▶

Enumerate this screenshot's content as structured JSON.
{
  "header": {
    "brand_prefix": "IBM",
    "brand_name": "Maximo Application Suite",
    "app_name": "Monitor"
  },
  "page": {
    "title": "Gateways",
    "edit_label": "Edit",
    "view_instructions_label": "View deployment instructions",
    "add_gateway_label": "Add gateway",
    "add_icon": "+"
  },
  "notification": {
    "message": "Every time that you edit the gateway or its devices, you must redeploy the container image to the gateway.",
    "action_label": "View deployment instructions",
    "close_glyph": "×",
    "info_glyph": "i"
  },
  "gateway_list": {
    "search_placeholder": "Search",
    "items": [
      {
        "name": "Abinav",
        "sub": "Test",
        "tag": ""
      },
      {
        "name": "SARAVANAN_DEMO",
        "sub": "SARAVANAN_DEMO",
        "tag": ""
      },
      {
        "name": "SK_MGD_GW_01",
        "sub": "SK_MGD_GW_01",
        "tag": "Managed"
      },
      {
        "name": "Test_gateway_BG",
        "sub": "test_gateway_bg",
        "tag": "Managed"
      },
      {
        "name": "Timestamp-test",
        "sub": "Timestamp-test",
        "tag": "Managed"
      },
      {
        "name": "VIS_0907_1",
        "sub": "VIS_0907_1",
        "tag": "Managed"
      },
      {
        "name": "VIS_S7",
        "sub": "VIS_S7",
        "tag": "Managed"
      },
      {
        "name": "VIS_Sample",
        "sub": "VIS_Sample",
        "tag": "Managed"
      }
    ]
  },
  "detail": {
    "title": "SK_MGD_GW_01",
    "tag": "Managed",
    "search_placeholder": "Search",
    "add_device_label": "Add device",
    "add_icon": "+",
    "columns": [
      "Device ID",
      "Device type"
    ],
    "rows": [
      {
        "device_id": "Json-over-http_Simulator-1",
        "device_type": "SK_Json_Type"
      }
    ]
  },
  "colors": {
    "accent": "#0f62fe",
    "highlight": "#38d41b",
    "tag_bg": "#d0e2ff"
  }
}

◀

TASK STATEMENT
Identify every line where the string "deployment" appears.

TASK SOLUTION
    "view_instructions_label": "View deployment instructions",
    "action_label": "View deployment instructions",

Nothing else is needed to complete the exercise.